== 本文 ==

法律トラブル相談集

管理費の滞納問題

債務弁済の充当方法(順位)について
 私は理事長をしております。当管理組合は毎月末日に翌月分の管理費等を支払うこととなっていますが、二〇〇三年九月分より、月々二〇〇〇〇円の管理費等を五ヶ月分滞納している方がいます。その未払金額に年利一五%の遅延損害金を加えて請求することができると規約に記載があり、それに基づき遅延損害金を請求しました。
 一月二〇日にその滞納者から三〇〇〇〇円入金があったのですが、元金・遅延損害金どちらから充当するのですか。

answer

 この度のケースを、表にすると、左表のとおりとなります。

債務弁済の充当方法(順位)について

 まず、民法によると費用・利息が発生している場合は、費用・利息・元金の間の充当方法(民法第四九一条一項)によれば、まず費用(例えば、売買契約費用・競売費用・執行費用等の訴訟費用など)、ついで利息、そして残額を元金に充当するべきとされています。なお、ここでいう「利息」には、遅延損害金も含まれます。費用は発生していないとすると、まず遅延損害金、次に元金に充当するということです。元金の充当については、民法によると、当事者の一方(第一次に弁済者(組合員)、第二次に弁済受領者(管理組合))が充当方法を指定していれば、指定弁済充当(民法第四八八条)によります。当事者のいずれからも指定がない場合は、法定弁済充当(民法第四八九条)となります。指定弁済充当とは、例えば弁済者が「入金をした場合は支払期限の新しい元金から充当すること」と指定した場合、まず、「番号一、二、・・五」の遅延損害金三三三五円に充当し、次に支払期限が最も新しい「番号五(二〇〇〇〇円)」の元金に充当し、次に新しい「番号四(二〇〇〇〇円)」の元金の一部に残金六六六五円を充当することとなります。そうすると、「番号四」の元金二〇〇〇〇円は、一三三三五円となり、「番号三、二、一」の元金はそのまま残ります。

===
== データ一覧 ==

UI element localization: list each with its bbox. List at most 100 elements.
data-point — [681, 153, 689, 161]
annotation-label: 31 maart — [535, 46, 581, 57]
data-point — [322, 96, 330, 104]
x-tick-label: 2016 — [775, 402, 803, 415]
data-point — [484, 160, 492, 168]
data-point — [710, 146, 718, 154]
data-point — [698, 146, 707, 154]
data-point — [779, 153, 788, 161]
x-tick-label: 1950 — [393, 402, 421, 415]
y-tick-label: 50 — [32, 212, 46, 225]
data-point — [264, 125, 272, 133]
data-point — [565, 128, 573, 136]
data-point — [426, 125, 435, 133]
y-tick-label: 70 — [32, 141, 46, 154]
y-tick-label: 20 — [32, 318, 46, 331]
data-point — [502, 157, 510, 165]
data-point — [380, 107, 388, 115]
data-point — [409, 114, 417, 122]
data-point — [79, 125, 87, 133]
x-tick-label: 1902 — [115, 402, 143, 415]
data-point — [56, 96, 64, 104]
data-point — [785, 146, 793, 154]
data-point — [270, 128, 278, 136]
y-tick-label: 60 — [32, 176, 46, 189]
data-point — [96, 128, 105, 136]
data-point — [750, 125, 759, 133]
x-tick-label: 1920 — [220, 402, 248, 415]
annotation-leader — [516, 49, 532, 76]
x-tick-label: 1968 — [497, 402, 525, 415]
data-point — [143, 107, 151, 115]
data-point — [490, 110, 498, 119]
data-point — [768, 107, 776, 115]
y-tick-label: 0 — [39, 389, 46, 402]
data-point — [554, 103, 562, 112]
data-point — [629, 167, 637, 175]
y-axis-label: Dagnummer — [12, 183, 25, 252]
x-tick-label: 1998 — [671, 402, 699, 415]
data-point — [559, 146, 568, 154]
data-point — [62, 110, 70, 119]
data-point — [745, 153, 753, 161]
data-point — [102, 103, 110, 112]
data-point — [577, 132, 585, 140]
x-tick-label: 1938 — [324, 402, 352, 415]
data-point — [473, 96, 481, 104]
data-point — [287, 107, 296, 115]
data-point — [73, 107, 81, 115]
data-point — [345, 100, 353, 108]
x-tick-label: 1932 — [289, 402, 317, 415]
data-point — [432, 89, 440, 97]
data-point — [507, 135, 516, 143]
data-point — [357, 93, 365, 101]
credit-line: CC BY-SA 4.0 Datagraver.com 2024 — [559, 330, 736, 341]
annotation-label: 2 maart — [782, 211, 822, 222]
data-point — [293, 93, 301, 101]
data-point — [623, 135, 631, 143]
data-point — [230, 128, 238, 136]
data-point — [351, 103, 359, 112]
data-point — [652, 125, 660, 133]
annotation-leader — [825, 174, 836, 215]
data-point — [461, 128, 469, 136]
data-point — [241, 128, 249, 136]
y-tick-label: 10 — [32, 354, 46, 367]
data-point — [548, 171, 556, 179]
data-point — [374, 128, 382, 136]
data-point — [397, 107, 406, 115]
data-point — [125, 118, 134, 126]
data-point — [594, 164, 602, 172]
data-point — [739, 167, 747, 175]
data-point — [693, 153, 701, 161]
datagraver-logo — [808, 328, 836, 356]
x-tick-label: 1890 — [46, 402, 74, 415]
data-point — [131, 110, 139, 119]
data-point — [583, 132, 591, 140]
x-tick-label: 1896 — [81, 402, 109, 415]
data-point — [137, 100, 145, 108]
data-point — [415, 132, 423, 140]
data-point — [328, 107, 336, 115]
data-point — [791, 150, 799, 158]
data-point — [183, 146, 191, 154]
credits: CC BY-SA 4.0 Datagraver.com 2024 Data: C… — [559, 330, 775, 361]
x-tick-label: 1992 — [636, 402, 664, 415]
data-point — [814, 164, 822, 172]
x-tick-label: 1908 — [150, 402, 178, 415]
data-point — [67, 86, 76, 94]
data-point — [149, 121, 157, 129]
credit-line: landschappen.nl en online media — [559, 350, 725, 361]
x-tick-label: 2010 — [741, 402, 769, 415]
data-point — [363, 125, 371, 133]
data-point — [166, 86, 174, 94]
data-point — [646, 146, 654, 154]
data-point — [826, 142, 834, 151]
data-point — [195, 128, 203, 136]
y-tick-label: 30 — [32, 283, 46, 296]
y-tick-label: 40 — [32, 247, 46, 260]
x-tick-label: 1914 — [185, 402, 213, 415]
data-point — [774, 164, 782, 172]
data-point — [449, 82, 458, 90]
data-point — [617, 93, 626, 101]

===

課題:
管理費滞納分への弁済の充当方法を扱った本文を、最後の文の後から書き継いでください。

解答:
 法定弁済充当については、債務者にとって弁済の利益が多いものから充当する(民法第四八九条二項)ことと定めてあり、債権が複数ある場合(本件の場合、「番号一〜五」、計五個の債権)については、確定期限の有無・利息の有無・利率の高低などが充当の優先基準となります。本件ではそれらの基準において、債務者の利益が各同一ですから、このような場合は、支払期限の古いものから充当する(民法第四八九条三項)とされています。
 よって、「番号一、二、・・五」の遅延損害金三三三五円に充当し、そして支払期限が最も古い「番号一(二〇〇〇〇円)」の元金に充当し、次に古い「番号二」の元金に残金六六六五円を充当することとなります。そうすると、「番号二」の元金は一三三三五円となり、「番号三、四、五」の元金はそのまま残ります。
 なお、このような弁済充当をした場合には、必ず滞納者に書面で残管理費の額を通知しておきましょう。滞納者に思い違いがあると、後に紛争のもととなるからです。